-- What is required --
Omit the pictures and output every entry below exactly as written.

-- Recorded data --
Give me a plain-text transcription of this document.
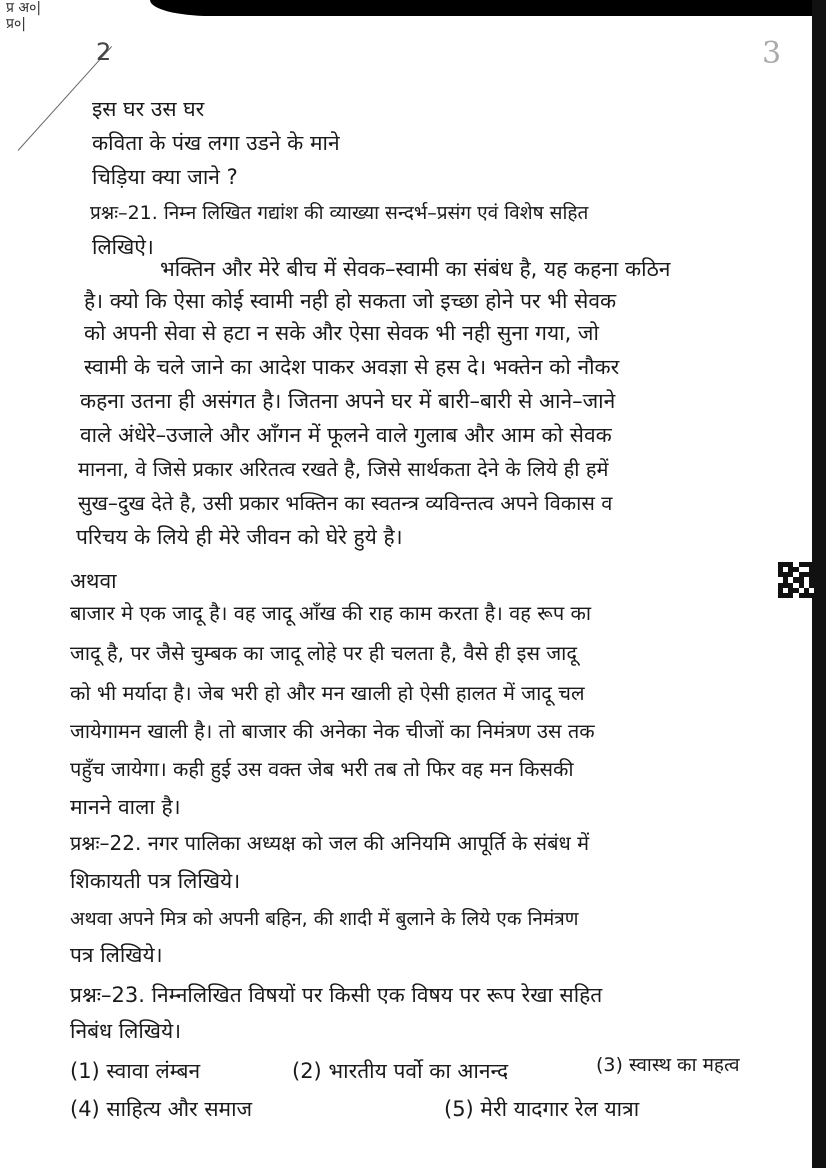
प्र अ०|
प्र०|
2	3
इस घर उस घर
कविता के पंख लगा उडने के माने
चिड़िया क्या जाने ?
प्रश्नः–21. निम्न लिखित गद्यांश की व्याख्या सन्दर्भ–प्रसंग एवं विशेष सहित
लिखिऐ।
भक्तिन और मेरे बीच में सेवक–स्वामी का संबंध है, यह कहना कठिन
है। क्यो कि ऐसा कोई स्वामी नही हो सकता जो इच्छा होने पर भी सेवक
को अपनी सेवा से हटा न सके और ऐसा सेवक भी नही सुना गया, जो
स्वामी के चले जाने का आदेश पाकर अवज्ञा से हस दे। भक्तेन को नौकर
कहना उतना ही असंगत है। जितना अपने घर में बारी–बारी से आने–जाने
वाले अंधेरे–उजाले और आँगन में फूलने वाले गुलाब और आम को सेवक
मानना, वे जिसे प्रकार अरितत्व रखते है, जिसे सार्थकता देने के लिये ही हमें
सुख–दुख देते है, उसी प्रकार भक्तिन का स्वतन्त्र व्यविन्तत्व अपने विकास व
परिचय के लिये ही मेरे जीवन को घेरे हुये है।
अथवा
बाजार मे एक जादू है। वह जादू आँख की राह काम करता है। वह रूप का
जादू है, पर जैसे चुम्बक का जादू लोहे पर ही चलता है, वैसे ही इस जादू
को भी मर्यादा है। जेब भरी हो और मन खाली हो ऐसी हालत में जादू चल
जायेगामन खाली है। तो बाजार की अनेका नेक चीजों का निमंत्रण उस तक
पहुँच जायेगा। कही हुई उस वक्त जेब भरी तब तो फिर वह मन किसकी
मानने वाला है।
प्रश्नः–22. नगर पालिका अध्यक्ष को जल की अनियमि आपूर्ति के संबंध में
शिकायती पत्र लिखिये।
अथवा अपने मित्र को अपनी बहिन, की शादी में बुलाने के लिये एक निमंत्रण
पत्र लिखिये।
प्रश्नः–23. निम्नलिखित विषयों पर किसी एक विषय पर रूप रेखा सहित
निबंध लिखिये।
(1) स्वावा लंम्बन	(2) भारतीय पर्वो का आनन्द	(3) स्वास्थ का महत्व
(4) साहित्य और समाज	(5) मेरी यादगार रेल यात्रा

-- Exercise answer --
Give me a plain-text transcription of this document.
प्र अ०|
प्र०|
2	3
इस घर उस घर
कविता के पंख लगा उडने के माने
चिड़िया क्या जाने ?
प्रश्नः–21. निम्न लिखित गद्यांश की व्याख्या सन्दर्भ–प्रसंग एवं विशेष सहित
लिखिऐ।
भक्तिन और मेरे बीच में सेवक–स्वामी का संबंध है, यह कहना कठिन
है। क्यो कि ऐसा कोई स्वामी नही हो सकता जो इच्छा होने पर भी सेवक
को अपनी सेवा से हटा न सके और ऐसा सेवक भी नही सुना गया, जो
स्वामी के चले जाने का आदेश पाकर अवज्ञा से हस दे। भक्तेन को नौकर
कहना उतना ही असंगत है। जितना अपने घर में बारी–बारी से आने–जाने
वाले अंधेरे–उजाले और आँगन में फूलने वाले गुलाब और आम को सेवक
मानना, वे जिसे प्रकार अरितत्व रखते है, जिसे सार्थकता देने के लिये ही हमें
सुख–दुख देते है, उसी प्रकार भक्तिन का स्वतन्त्र व्यविन्तत्व अपने विकास व
परिचय के लिये ही मेरे जीवन को घेरे हुये है।
अथवा
बाजार मे एक जादू है। वह जादू आँख की राह काम करता है। वह रूप का
जादू है, पर जैसे चुम्बक का जादू लोहे पर ही चलता है, वैसे ही इस जादू
को भी मर्यादा है। जेब भरी हो और मन खाली हो ऐसी हालत में जादू चल
जायेगामन खाली है। तो बाजार की अनेका नेक चीजों का निमंत्रण उस तक
पहुँच जायेगा। कही हुई उस वक्त जेब भरी तब तो फिर वह मन किसकी
मानने वाला है।
प्रश्नः–22. नगर पालिका अध्यक्ष को जल की अनियमि आपूर्ति के संबंध में
शिकायती पत्र लिखिये।
अथवा अपने मित्र को अपनी बहिन, की शादी में बुलाने के लिये एक निमंत्रण
पत्र लिखिये।
प्रश्नः–23. निम्नलिखित विषयों पर किसी एक विषय पर रूप रेखा सहित
निबंध लिखिये।
(1) स्वावा लंम्बन	(2) भारतीय पर्वो का आनन्द	(3) स्वास्थ का महत्व
(4) साहित्य और समाज	(5) मेरी यादगार रेल यात्रा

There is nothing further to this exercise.